Exercise description: Output the lines that follow exactly as they are.

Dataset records
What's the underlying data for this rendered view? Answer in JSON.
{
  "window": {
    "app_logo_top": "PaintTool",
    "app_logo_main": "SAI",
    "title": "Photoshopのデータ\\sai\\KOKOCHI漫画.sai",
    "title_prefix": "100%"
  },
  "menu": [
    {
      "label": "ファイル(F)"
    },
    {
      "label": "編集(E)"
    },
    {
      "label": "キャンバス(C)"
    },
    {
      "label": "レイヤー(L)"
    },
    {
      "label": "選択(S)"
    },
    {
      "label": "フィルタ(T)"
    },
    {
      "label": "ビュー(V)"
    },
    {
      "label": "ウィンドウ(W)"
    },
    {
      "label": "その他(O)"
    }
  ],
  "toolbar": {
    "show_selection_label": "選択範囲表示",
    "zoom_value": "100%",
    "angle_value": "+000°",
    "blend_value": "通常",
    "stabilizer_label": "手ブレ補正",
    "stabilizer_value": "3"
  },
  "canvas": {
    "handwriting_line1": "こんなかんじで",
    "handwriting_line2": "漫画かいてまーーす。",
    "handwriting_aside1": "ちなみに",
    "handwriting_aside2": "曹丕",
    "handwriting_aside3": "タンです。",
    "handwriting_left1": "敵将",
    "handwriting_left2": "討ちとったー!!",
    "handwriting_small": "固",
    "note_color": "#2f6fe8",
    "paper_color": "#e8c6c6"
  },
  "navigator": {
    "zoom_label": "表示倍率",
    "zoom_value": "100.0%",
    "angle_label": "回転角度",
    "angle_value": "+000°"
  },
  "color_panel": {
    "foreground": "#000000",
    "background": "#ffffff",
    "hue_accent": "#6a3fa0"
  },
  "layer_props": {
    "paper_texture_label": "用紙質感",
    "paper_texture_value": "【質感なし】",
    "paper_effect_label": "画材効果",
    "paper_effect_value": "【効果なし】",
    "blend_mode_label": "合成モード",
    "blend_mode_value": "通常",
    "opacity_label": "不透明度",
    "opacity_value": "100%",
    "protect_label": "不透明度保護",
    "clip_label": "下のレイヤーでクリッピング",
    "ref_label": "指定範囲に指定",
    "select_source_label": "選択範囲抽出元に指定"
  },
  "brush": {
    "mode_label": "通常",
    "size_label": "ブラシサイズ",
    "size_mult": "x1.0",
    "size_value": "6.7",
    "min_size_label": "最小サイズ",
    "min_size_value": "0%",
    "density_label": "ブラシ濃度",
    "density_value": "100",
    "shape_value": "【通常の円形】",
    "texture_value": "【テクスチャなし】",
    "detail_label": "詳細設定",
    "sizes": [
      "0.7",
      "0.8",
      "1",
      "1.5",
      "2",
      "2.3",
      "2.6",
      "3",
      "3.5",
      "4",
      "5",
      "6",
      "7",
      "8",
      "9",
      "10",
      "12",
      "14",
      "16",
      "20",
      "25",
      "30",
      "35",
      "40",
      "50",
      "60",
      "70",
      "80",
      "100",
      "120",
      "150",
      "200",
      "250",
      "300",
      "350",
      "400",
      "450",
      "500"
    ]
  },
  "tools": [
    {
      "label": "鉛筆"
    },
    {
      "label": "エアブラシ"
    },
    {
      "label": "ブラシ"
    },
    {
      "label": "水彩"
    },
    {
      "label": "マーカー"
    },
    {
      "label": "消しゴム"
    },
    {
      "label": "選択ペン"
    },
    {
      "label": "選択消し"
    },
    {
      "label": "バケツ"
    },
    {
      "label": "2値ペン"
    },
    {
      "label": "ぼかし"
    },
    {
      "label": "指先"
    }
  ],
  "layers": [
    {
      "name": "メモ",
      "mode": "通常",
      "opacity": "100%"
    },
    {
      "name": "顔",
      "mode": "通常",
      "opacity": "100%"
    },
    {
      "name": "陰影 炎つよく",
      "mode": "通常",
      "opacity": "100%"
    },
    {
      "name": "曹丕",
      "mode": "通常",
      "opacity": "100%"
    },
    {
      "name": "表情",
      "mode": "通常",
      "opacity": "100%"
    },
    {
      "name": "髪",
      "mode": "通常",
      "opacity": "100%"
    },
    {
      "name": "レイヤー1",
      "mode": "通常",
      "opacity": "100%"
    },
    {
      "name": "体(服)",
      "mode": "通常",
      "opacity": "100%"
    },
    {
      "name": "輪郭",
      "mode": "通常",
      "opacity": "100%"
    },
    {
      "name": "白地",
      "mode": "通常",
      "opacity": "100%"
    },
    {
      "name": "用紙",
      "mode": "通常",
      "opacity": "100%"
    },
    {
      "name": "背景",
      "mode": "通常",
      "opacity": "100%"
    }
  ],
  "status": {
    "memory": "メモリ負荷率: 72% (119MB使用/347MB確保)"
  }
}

Exercise response:
What's the underlying data for this rendered view? Answer in JSON.
{
  "window": {
    "app_logo_top": "PaintTool",
    "app_logo_main": "SAI",
    "title": "Photoshopのデータ\\sai\\KOKOCHI漫画.sai",
    "title_prefix": "100%"
  },
  "menu": [
    {
      "label": "ファイル(F)"
    },
    {
      "label": "編集(E)"
    },
    {
      "label": "キャンバス(C)"
    },
    {
      "label": "レイヤー(L)"
    },
    {
      "label": "選択(S)"
    },
    {
      "label": "フィルタ(T)"
    },
    {
      "label": "ビュー(V)"
    },
    {
      "label": "ウィンドウ(W)"
    },
    {
      "label": "その他(O)"
    }
  ],
  "toolbar": {
    "show_selection_label": "選択範囲表示",
    "zoom_value": "100%",
    "angle_value": "+000°",
    "blend_value": "通常",
    "stabilizer_label": "手ブレ補正",
    "stabilizer_value": "3"
  },
  "canvas": {
    "handwriting_line1": "こんなかんじで",
    "handwriting_line2": "漫画かいてまーーす。",
    "handwriting_aside1": "ちなみに",
    "handwriting_aside2": "曹丕",
    "handwriting_aside3": "タンです。",
    "handwriting_left1": "敵将",
    "handwriting_left2": "討ちとったー!!",
    "handwriting_small": "固",
    "note_color": "#2f6fe8",
    "paper_color": "#e8c6c6"
  },
  "navigator": {
    "zoom_label": "表示倍率",
    "zoom_value": "100.0%",
    "angle_label": "回転角度",
    "angle_value": "+000°"
  },
  "color_panel": {
    "foreground": "#000000",
    "background": "#ffffff",
    "hue_accent": "#6a3fa0"
  },
  "layer_props": {
    "paper_texture_label": "用紙質感",
    "paper_texture_value": "【質感なし】",
    "paper_effect_label": "画材効果",
    "paper_effect_value": "【効果なし】",
    "blend_mode_label": "合成モード",
    "blend_mode_value": "通常",
    "opacity_label": "不透明度",
    "opacity_value": "100%",
    "protect_label": "不透明度保護",
    "clip_label": "下のレイヤーでクリッピング",
    "ref_label": "指定範囲に指定",
    "select_source_label": "選択範囲抽出元に指定"
  },
  "brush": {
    "mode_label": "通常",
    "size_label": "ブラシサイズ",
    "size_mult": "x1.0",
    "size_value": "6.7",
    "min_size_label": "最小サイズ",
    "min_size_value": "0%",
    "density_label": "ブラシ濃度",
    "density_value": "100",
    "shape_value": "【通常の円形】",
    "texture_value": "【テクスチャなし】",
    "detail_label": "詳細設定",
    "sizes": [
      "0.7",
      "0.8",
      "1",
      "1.5",
      "2",
      "2.3",
      "2.6",
      "3",
      "3.5",
      "4",
      "5",
      "6",
      "7",
      "8",
      "9",
      "10",
      "12",
      "14",
      "16",
      "20",
      "25",
      "30",
      "35",
      "40",
      "50",
      "60",
      "70",
      "80",
      "100",
      "120",
      "150",
      "200",
      "250",
      "300",
      "350",
      "400",
      "450",
      "500"
    ]
  },
  "tools": [
    {
      "label": "鉛筆"
    },
    {
      "label": "エアブラシ"
    },
    {
      "label": "ブラシ"
    },
    {
      "label": "水彩"
    },
    {
      "label": "マーカー"
    },
    {
      "label": "消しゴム"
    },
    {
      "label": "選択ペン"
    },
    {
      "label": "選択消し"
    },
    {
      "label": "バケツ"
    },
    {
      "label": "2値ペン"
    },
    {
      "label": "ぼかし"
    },
    {
      "label": "指先"
    }
  ],
  "layers": [
    {
      "name": "メモ",
      "mode": "通常",
      "opacity": "100%"
    },
    {
      "name": "顔",
      "mode": "通常",
      "opacity": "100%"
    },
    {
      "name": "陰影 炎つよく",
      "mode": "通常",
      "opacity": "100%"
    },
    {
      "name": "曹丕",
      "mode": "通常",
      "opacity": "100%"
    },
    {
      "name": "表情",
      "mode": "通常",
      "opacity": "100%"
    },
    {
      "name": "髪",
      "mode": "通常",
      "opacity": "100%"
    },
    {
      "name": "レイヤー1",
      "mode": "通常",
      "opacity": "100%"
    },
    {
      "name": "体(服)",
      "mode": "通常",
      "opacity": "100%"
    },
    {
      "name": "輪郭",
      "mode": "通常",
      "opacity": "100%"
    },
    {
      "name": "白地",
      "mode": "通常",
      "opacity": "100%"
    },
    {
      "name": "用紙",
      "mode": "通常",
      "opacity": "100%"
    },
    {
      "name": "背景",
      "mode": "通常",
      "opacity": "100%"
    }
  ],
  "status": {
    "memory": "メモリ負荷率: 72% (119MB使用/347MB確保)"
  }
}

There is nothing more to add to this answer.